Task directions:
Each line of the material must be repeated precisely, with the pictures left out.

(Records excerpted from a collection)

-.-.-

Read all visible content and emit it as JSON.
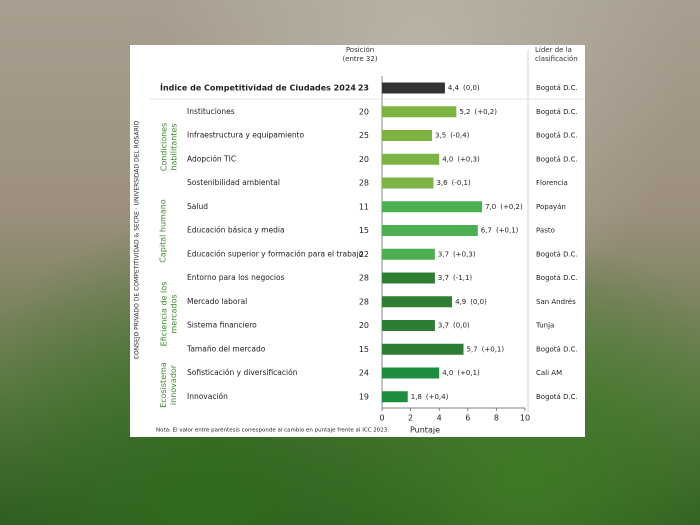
{
  "chart_data": {
    "type": "bar",
    "orientation": "horizontal",
    "source": "CONSEJO PRIVADO DE COMPETITIVIDAD & SECRE · UNIVERSIDAD DEL ROSARIO",
    "position_header": "Posición (entre 32)",
    "leader_header": "Líder de la clasificación",
    "xlabel": "Puntaje",
    "note": "Nota: El valor entre paréntesis corresponde al cambio en puntaje frente al ICC 2023.",
    "categories": [
      "Índice de Competitividad de Ciudades 2024",
      "Instituciones",
      "Infraestructura y equipamiento",
      "Adopción TIC",
      "Sostenibilidad ambiental",
      "Salud",
      "Educación básica y media",
      "Educación superior y formación para el trabajo",
      "Entorno para los negocios",
      "Mercado laboral",
      "Sistema financiero",
      "Tamaño del mercado",
      "Sofisticación y diversificación",
      "Innovación"
    ],
    "group": [
      null,
      "Condiciones habilitantes",
      "Condiciones habilitantes",
      "Condiciones habilitantes",
      "Condiciones habilitantes",
      "Capital humano",
      "Capital humano",
      "Capital humano",
      "Eficiencia de los mercados",
      "Eficiencia de los mercados",
      "Eficiencia de los mercados",
      "Eficiencia de los mercados",
      "Ecosistema innovador",
      "Ecosistema innovador"
    ],
    "positions": [
      23,
      20,
      25,
      20,
      28,
      11,
      15,
      22,
      28,
      28,
      20,
      15,
      24,
      19
    ],
    "values": [
      4.4,
      5.2,
      3.5,
      4.0,
      3.6,
      7.0,
      6.7,
      3.7,
      3.7,
      4.9,
      3.7,
      5.7,
      4.0,
      1.8
    ],
    "value_labels": [
      "4,4",
      "5,2",
      "3,5",
      "4,0",
      "3,6",
      "7,0",
      "6,7",
      "3,7",
      "3,7",
      "4,9",
      "3,7",
      "5,7",
      "4,0",
      "1,8"
    ],
    "changes": [
      "(0,0)",
      "(+0,2)",
      "(-0,4)",
      "(+0,3)",
      "(-0,1)",
      "(+0,2)",
      "(+0,1)",
      "(+0,3)",
      "(-1,1)",
      "(0,0)",
      "(0,0)",
      "(+0,1)",
      "(+0,1)",
      "(+0,4)"
    ],
    "leaders": [
      "Bogotá D.C.",
      "Bogotá D.C.",
      "Bogotá D.C.",
      "Bogotá D.C.",
      "Florencia",
      "Popayán",
      "Pasto",
      "Bogotá D.C.",
      "Bogotá D.C.",
      "San Andrés",
      "Tunja",
      "Bogotá D.C.",
      "Cali AM",
      "Bogotá D.C."
    ],
    "colors": [
      "#333333",
      "#7cb342",
      "#7cb342",
      "#7cb342",
      "#7cb342",
      "#4caf50",
      "#4caf50",
      "#4caf50",
      "#2e7d32",
      "#2e7d32",
      "#2e7d32",
      "#2e7d32",
      "#1e8e3e",
      "#1e8e3e"
    ],
    "xlim": [
      0,
      10
    ],
    "xticks": [
      0,
      2,
      4,
      6,
      8,
      10
    ]
  }
}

-.-.-

Answer for this exercise:
Read all visible content and emit it as JSON.
{
  "chart_data": {
    "type": "bar",
    "orientation": "horizontal",
    "source": "CONSEJO PRIVADO DE COMPETITIVIDAD & SECRE · UNIVERSIDAD DEL ROSARIO",
    "position_header": "Posición (entre 32)",
    "leader_header": "Líder de la clasificación",
    "xlabel": "Puntaje",
    "note": "Nota: El valor entre paréntesis corresponde al cambio en puntaje frente al ICC 2023.",
    "categories": [
      "Índice de Competitividad de Ciudades 2024",
      "Instituciones",
      "Infraestructura y equipamiento",
      "Adopción TIC",
      "Sostenibilidad ambiental",
      "Salud",
      "Educación básica y media",
      "Educación superior y formación para el trabajo",
      "Entorno para los negocios",
      "Mercado laboral",
      "Sistema financiero",
      "Tamaño del mercado",
      "Sofisticación y diversificación",
      "Innovación"
    ],
    "group": [
      null,
      "Condiciones habilitantes",
      "Condiciones habilitantes",
      "Condiciones habilitantes",
      "Condiciones habilitantes",
      "Capital humano",
      "Capital humano",
      "Capital humano",
      "Eficiencia de los mercados",
      "Eficiencia de los mercados",
      "Eficiencia de los mercados",
      "Eficiencia de los mercados",
      "Ecosistema innovador",
      "Ecosistema innovador"
    ],
    "positions": [
      23,
      20,
      25,
      20,
      28,
      11,
      15,
      22,
      28,
      28,
      20,
      15,
      24,
      19
    ],
    "values": [
      4.4,
      5.2,
      3.5,
      4.0,
      3.6,
      7.0,
      6.7,
      3.7,
      3.7,
      4.9,
      3.7,
      5.7,
      4.0,
      1.8
    ],
    "value_labels": [
      "4,4",
      "5,2",
      "3,5",
      "4,0",
      "3,6",
      "7,0",
      "6,7",
      "3,7",
      "3,7",
      "4,9",
      "3,7",
      "5,7",
      "4,0",
      "1,8"
    ],
    "changes": [
      "(0,0)",
      "(+0,2)",
      "(-0,4)",
      "(+0,3)",
      "(-0,1)",
      "(+0,2)",
      "(+0,1)",
      "(+0,3)",
      "(-1,1)",
      "(0,0)",
      "(0,0)",
      "(+0,1)",
      "(+0,1)",
      "(+0,4)"
    ],
    "leaders": [
      "Bogotá D.C.",
      "Bogotá D.C.",
      "Bogotá D.C.",
      "Bogotá D.C.",
      "Florencia",
      "Popayán",
      "Pasto",
      "Bogotá D.C.",
      "Bogotá D.C.",
      "San Andrés",
      "Tunja",
      "Bogotá D.C.",
      "Cali AM",
      "Bogotá D.C."
    ],
    "colors": [
      "#333333",
      "#7cb342",
      "#7cb342",
      "#7cb342",
      "#7cb342",
      "#4caf50",
      "#4caf50",
      "#4caf50",
      "#2e7d32",
      "#2e7d32",
      "#2e7d32",
      "#2e7d32",
      "#1e8e3e",
      "#1e8e3e"
    ],
    "xlim": [
      0,
      10
    ],
    "xticks": [
      0,
      2,
      4,
      6,
      8,
      10
    ]
  }
}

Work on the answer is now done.